### What needs to be done
Identify the lines that include the word "name", then copy all of them.

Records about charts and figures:
┌──

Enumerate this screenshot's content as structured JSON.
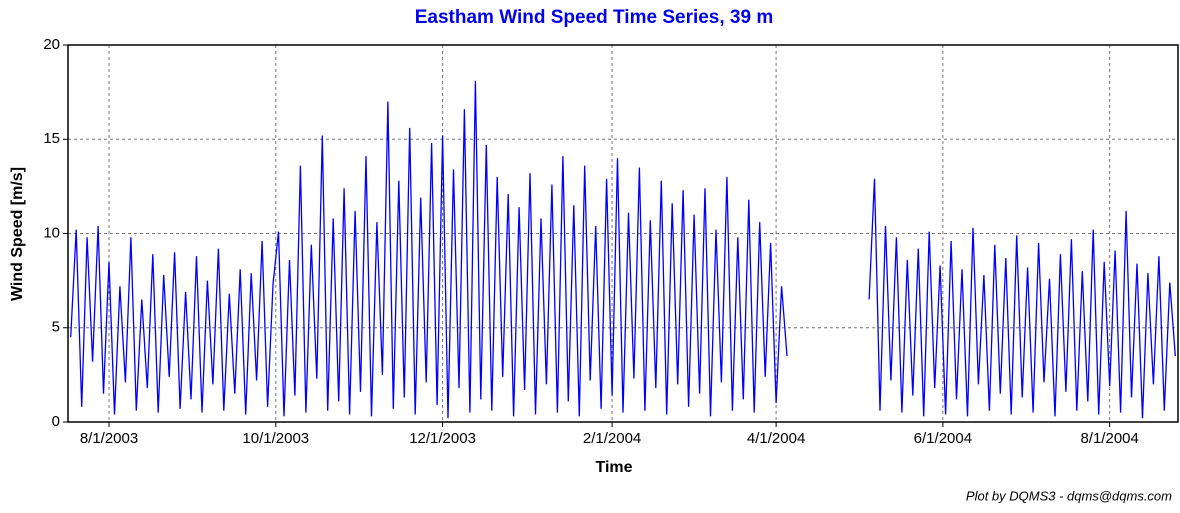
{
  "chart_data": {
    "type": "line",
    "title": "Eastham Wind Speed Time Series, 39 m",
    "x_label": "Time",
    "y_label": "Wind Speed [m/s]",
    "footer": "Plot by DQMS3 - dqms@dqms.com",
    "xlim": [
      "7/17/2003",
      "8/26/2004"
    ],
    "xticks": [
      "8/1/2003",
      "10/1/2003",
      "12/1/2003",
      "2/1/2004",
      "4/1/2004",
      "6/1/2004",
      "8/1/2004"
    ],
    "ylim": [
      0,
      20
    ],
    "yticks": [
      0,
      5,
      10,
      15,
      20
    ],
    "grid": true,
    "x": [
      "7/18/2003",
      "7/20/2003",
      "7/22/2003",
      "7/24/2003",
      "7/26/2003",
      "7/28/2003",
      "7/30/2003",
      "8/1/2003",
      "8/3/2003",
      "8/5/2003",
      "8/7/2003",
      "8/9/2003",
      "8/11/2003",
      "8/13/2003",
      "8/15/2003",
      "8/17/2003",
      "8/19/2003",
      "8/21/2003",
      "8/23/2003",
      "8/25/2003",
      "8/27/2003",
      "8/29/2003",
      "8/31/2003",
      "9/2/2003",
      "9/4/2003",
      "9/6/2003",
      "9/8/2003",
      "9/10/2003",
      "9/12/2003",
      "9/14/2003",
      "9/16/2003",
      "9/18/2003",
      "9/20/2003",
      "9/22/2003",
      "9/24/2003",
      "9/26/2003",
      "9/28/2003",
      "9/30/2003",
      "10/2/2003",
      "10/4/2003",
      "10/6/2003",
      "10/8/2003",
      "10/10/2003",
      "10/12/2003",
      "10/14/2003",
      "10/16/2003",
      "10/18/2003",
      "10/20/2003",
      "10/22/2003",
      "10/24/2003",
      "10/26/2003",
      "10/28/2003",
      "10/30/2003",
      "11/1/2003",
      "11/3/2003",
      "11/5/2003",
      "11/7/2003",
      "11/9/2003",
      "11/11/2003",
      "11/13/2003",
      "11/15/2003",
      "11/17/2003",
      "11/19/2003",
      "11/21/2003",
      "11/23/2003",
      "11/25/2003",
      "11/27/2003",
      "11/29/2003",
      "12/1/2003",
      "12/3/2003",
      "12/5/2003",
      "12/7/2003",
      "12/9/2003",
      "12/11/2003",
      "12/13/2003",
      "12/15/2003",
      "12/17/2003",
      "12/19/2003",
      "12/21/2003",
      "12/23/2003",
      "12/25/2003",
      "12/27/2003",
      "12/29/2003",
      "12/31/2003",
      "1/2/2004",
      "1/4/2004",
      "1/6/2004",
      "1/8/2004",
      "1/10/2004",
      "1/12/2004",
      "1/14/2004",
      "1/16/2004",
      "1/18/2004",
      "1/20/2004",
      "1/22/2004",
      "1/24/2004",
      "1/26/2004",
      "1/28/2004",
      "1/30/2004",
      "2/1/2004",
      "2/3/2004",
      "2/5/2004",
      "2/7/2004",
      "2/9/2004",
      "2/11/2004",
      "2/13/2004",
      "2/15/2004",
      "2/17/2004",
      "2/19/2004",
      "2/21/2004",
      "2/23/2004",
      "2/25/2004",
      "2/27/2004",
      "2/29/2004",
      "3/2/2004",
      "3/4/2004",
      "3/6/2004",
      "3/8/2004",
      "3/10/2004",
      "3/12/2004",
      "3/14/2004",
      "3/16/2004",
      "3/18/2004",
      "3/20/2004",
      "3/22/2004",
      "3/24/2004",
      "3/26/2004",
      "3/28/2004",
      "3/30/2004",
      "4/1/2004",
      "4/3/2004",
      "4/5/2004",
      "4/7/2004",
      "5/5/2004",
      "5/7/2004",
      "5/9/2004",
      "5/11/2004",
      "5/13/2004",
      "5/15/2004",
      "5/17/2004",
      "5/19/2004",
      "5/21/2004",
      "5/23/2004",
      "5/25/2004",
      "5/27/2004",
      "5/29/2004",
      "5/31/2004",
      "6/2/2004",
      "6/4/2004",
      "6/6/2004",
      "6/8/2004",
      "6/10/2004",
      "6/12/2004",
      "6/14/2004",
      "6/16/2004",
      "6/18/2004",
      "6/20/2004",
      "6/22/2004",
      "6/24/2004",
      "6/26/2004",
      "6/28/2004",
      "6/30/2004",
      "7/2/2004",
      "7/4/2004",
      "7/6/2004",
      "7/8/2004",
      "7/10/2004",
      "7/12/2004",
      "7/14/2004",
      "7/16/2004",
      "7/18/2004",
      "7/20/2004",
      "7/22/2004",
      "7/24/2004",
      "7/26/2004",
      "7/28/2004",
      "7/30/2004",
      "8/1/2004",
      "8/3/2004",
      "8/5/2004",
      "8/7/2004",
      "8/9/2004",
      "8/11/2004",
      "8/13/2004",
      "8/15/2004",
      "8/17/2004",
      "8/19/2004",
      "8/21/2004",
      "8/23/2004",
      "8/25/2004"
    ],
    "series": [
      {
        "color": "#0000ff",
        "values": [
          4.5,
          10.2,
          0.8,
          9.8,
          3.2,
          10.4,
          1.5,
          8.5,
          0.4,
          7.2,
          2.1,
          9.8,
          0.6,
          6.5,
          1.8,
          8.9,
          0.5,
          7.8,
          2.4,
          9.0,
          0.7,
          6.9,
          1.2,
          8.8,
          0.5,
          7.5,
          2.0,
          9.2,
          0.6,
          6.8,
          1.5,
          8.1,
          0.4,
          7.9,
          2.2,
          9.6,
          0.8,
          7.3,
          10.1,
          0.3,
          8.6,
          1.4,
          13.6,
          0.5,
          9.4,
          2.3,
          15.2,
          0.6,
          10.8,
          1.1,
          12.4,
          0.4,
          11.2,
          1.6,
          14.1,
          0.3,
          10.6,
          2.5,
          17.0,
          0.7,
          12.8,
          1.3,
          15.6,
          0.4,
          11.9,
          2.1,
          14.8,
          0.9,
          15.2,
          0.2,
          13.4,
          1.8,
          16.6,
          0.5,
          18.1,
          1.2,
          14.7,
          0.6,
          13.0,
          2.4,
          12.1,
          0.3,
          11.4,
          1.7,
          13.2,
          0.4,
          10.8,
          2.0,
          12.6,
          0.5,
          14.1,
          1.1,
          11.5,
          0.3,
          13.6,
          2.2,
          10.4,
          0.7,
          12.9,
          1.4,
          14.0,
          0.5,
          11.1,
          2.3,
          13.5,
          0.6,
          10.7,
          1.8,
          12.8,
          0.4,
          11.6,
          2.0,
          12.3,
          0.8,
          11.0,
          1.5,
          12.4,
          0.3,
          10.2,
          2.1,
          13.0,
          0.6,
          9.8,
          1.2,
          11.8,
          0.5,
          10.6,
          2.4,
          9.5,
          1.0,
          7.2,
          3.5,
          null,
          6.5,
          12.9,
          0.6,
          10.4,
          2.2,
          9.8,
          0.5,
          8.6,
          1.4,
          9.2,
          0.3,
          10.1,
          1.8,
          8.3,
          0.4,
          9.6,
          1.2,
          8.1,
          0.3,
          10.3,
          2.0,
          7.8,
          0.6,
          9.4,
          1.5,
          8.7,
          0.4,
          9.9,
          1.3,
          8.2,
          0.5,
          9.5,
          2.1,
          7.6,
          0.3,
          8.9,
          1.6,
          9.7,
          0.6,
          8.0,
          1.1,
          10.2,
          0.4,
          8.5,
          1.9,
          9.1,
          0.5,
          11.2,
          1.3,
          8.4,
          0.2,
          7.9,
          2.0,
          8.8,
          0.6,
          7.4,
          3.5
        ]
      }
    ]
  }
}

└──
┌──

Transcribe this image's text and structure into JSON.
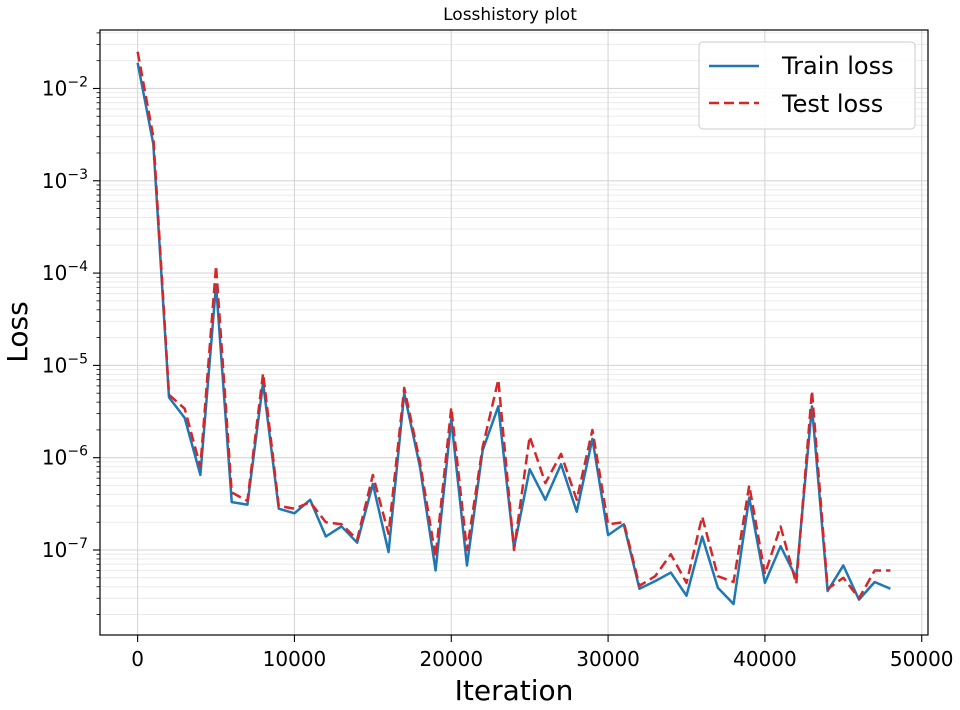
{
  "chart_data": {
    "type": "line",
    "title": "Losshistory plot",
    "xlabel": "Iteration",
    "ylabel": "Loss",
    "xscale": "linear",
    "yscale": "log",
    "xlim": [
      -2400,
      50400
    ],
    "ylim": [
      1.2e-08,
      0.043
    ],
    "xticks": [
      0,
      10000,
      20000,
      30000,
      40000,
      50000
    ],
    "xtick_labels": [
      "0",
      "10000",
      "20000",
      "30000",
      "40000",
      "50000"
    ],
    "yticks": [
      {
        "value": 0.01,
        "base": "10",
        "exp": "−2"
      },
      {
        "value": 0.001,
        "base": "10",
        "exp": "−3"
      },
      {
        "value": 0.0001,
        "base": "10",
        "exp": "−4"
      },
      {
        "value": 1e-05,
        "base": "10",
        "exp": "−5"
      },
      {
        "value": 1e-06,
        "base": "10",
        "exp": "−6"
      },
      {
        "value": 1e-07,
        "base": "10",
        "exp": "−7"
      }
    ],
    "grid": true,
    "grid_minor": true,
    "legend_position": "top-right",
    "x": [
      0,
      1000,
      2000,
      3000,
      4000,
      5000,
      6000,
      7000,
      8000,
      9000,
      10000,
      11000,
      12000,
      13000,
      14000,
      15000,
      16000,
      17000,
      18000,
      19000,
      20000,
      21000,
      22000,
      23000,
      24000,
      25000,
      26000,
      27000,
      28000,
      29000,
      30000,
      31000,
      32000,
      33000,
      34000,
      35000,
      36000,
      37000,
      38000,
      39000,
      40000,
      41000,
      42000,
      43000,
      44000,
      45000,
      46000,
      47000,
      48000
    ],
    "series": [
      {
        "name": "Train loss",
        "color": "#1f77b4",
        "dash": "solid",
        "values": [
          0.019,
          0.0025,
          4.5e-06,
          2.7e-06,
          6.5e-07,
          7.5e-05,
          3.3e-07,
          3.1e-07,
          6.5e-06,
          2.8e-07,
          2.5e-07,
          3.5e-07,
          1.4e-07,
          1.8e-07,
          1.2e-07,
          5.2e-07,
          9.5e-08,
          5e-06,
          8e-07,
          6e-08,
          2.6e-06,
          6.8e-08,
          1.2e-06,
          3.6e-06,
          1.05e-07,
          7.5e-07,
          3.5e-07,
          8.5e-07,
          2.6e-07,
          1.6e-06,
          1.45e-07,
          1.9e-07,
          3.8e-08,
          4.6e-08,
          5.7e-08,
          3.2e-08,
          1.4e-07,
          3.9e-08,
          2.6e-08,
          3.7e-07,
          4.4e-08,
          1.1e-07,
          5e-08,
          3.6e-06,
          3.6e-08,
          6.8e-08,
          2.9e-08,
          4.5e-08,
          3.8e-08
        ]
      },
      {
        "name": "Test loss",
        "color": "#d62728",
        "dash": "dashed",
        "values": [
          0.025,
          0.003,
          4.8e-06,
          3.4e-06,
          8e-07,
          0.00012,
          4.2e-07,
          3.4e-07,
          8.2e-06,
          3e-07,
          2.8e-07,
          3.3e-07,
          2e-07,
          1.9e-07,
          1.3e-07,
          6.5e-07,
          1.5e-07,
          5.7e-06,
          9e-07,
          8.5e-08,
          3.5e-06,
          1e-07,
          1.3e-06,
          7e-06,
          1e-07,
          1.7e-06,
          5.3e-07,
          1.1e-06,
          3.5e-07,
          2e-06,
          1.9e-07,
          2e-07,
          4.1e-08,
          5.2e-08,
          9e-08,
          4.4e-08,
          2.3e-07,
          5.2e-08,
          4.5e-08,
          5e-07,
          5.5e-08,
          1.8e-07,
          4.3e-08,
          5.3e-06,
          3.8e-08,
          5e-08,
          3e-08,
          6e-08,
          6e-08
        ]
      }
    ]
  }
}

└──
┌──

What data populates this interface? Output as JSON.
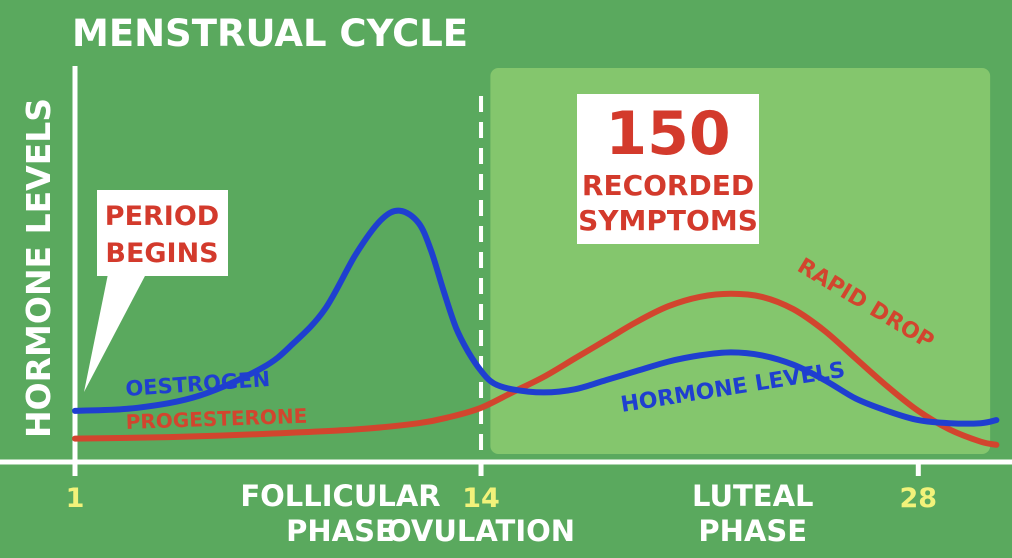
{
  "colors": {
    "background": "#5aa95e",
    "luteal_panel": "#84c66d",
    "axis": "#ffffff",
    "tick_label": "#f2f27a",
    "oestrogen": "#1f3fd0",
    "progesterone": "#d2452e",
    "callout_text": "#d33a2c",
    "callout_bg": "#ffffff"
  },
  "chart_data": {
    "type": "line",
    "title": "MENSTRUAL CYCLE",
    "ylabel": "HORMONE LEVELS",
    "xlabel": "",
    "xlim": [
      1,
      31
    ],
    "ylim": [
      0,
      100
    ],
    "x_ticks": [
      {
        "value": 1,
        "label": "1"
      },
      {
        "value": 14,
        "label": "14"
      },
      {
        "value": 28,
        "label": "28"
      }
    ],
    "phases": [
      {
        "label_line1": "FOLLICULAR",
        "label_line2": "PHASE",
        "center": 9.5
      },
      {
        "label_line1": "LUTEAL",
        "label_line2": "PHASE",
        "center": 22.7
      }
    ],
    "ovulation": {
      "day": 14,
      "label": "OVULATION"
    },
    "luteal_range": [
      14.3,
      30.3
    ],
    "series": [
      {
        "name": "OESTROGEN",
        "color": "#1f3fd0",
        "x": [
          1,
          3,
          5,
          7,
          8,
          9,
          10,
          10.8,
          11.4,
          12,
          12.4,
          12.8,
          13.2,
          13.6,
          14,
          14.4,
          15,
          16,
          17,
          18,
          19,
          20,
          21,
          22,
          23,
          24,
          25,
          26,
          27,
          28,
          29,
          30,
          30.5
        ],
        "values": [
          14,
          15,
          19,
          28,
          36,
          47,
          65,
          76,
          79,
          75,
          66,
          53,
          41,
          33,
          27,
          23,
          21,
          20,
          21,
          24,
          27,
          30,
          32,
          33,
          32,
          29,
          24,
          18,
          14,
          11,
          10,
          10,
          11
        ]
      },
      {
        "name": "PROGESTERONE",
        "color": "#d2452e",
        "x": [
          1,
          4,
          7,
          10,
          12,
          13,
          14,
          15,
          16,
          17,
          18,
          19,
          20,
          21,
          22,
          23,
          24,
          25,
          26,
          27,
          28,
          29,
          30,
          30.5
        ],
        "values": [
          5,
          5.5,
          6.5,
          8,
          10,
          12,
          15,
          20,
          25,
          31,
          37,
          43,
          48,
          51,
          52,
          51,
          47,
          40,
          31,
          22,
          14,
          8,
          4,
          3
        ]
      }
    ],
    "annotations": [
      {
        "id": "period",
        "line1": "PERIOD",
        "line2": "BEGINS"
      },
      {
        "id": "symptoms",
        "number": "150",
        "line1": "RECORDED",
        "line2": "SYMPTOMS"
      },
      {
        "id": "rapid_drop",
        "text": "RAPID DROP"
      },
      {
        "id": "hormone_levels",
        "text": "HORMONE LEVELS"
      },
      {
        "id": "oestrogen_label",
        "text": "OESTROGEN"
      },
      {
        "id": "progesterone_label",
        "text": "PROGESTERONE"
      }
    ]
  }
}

└──

### Solution to the problem
        "name": "Train loss",
        "name": "Test loss",
        "name": "OESTROGEN",
        "name": "PROGESTERONE",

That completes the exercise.